**Requirements**. In the text below on reaching an internal web application from a remote access session, what do you open on the device once the Device Farm console shows its screen?

**Text**.
···

Access your internal web application from remote access session

You can access the web application in a remote access session on a private device using the following steps:

  1. Ensure that the Device Farm console shows the device screen and you can interact with device.
  2. Open the mobile web browser on the device.
  3. Enter the private IP address of EC2 instance that you noted in Step 2 of the launching an EC2 instance section using the following format:
    http://<private_ip_of_instance>
  4. Once the page loads, you can see the response from the instance on which our non-public web application is running.Figure 3: Webpage hosted in your VPC displayed on the private device browser.

Figure 3: Webpage hosted in your VPC displayed on the private device browser.

···

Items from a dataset
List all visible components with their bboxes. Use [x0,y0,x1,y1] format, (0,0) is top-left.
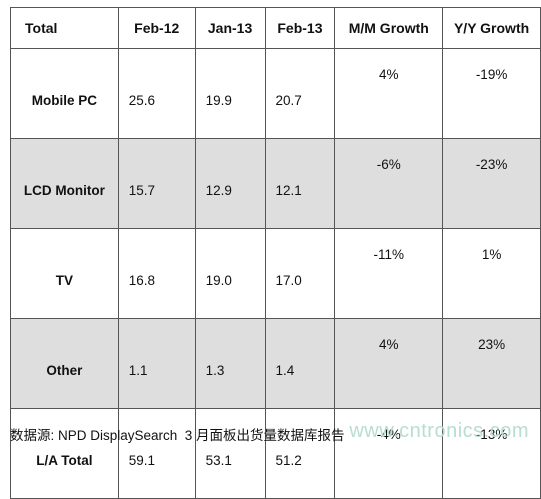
header-yy-growth: Y/Y Growth [442,7,541,49]
row-label: L/A Total [10,408,119,499]
cell-yy-growth: -19% [442,48,541,139]
source-caption: 数据源: NPD DisplaySearch 3 月面板出货量数据库报告 [10,428,345,443]
cell-jan-13: 1.3 [194,318,266,409]
row-label: LCD Monitor [10,138,119,229]
table-row-other: Other 1.1 1.3 1.4 4% 23% [10,318,541,409]
header-feb-13: Feb-13 [264,7,336,49]
cell-feb-13: 51.2 [264,408,336,499]
cell-mm-growth: 4% [334,318,444,409]
header-total: Total [10,7,119,49]
cell-yy-growth: -23% [442,138,541,229]
row-label: Other [10,318,119,409]
cell-jan-13: 19.0 [194,228,266,319]
table-row-lcd-monitor: LCD Monitor 15.7 12.9 12.1 -6% -23% [10,138,541,229]
site-watermark: www.cntronics.com [349,420,529,442]
cell-feb-12: 59.1 [117,408,196,499]
cell-yy-growth: 1% [442,228,541,319]
cell-feb-12: 1.1 [117,318,196,409]
row-label: Mobile PC [10,48,119,139]
cell-feb-13: 20.7 [264,48,336,139]
row-label: TV [10,228,119,319]
cell-yy-growth: 23% [442,318,541,409]
cell-jan-13: 19.9 [194,48,266,139]
table-header-row: Total Feb-12 Jan-13 Feb-13 M/M Growth Y/… [10,7,541,49]
cell-mm-growth: 4% [334,48,444,139]
header-mm-growth: M/M Growth [334,7,444,49]
cell-feb-13: 12.1 [264,138,336,229]
table-row-tv: TV 16.8 19.0 17.0 -11% 1% [10,228,541,319]
cell-mm-growth: -6% [334,138,444,229]
cell-feb-12: 25.6 [117,48,196,139]
cell-mm-growth: -11% [334,228,444,319]
cell-feb-12: 15.7 [117,138,196,229]
header-jan-13: Jan-13 [194,7,266,49]
cell-feb-12: 16.8 [117,228,196,319]
cell-jan-13: 53.1 [194,408,266,499]
cell-feb-13: 1.4 [264,318,336,409]
cell-feb-13: 17.0 [264,228,336,319]
cell-jan-13: 12.9 [194,138,266,229]
table-row-mobile-pc: Mobile PC 25.6 19.9 20.7 4% -19% [10,48,541,139]
header-feb-12: Feb-12 [117,7,196,49]
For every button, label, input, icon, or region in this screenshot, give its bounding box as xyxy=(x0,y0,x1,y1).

···

**The completed task**. The mobile web browser on the device.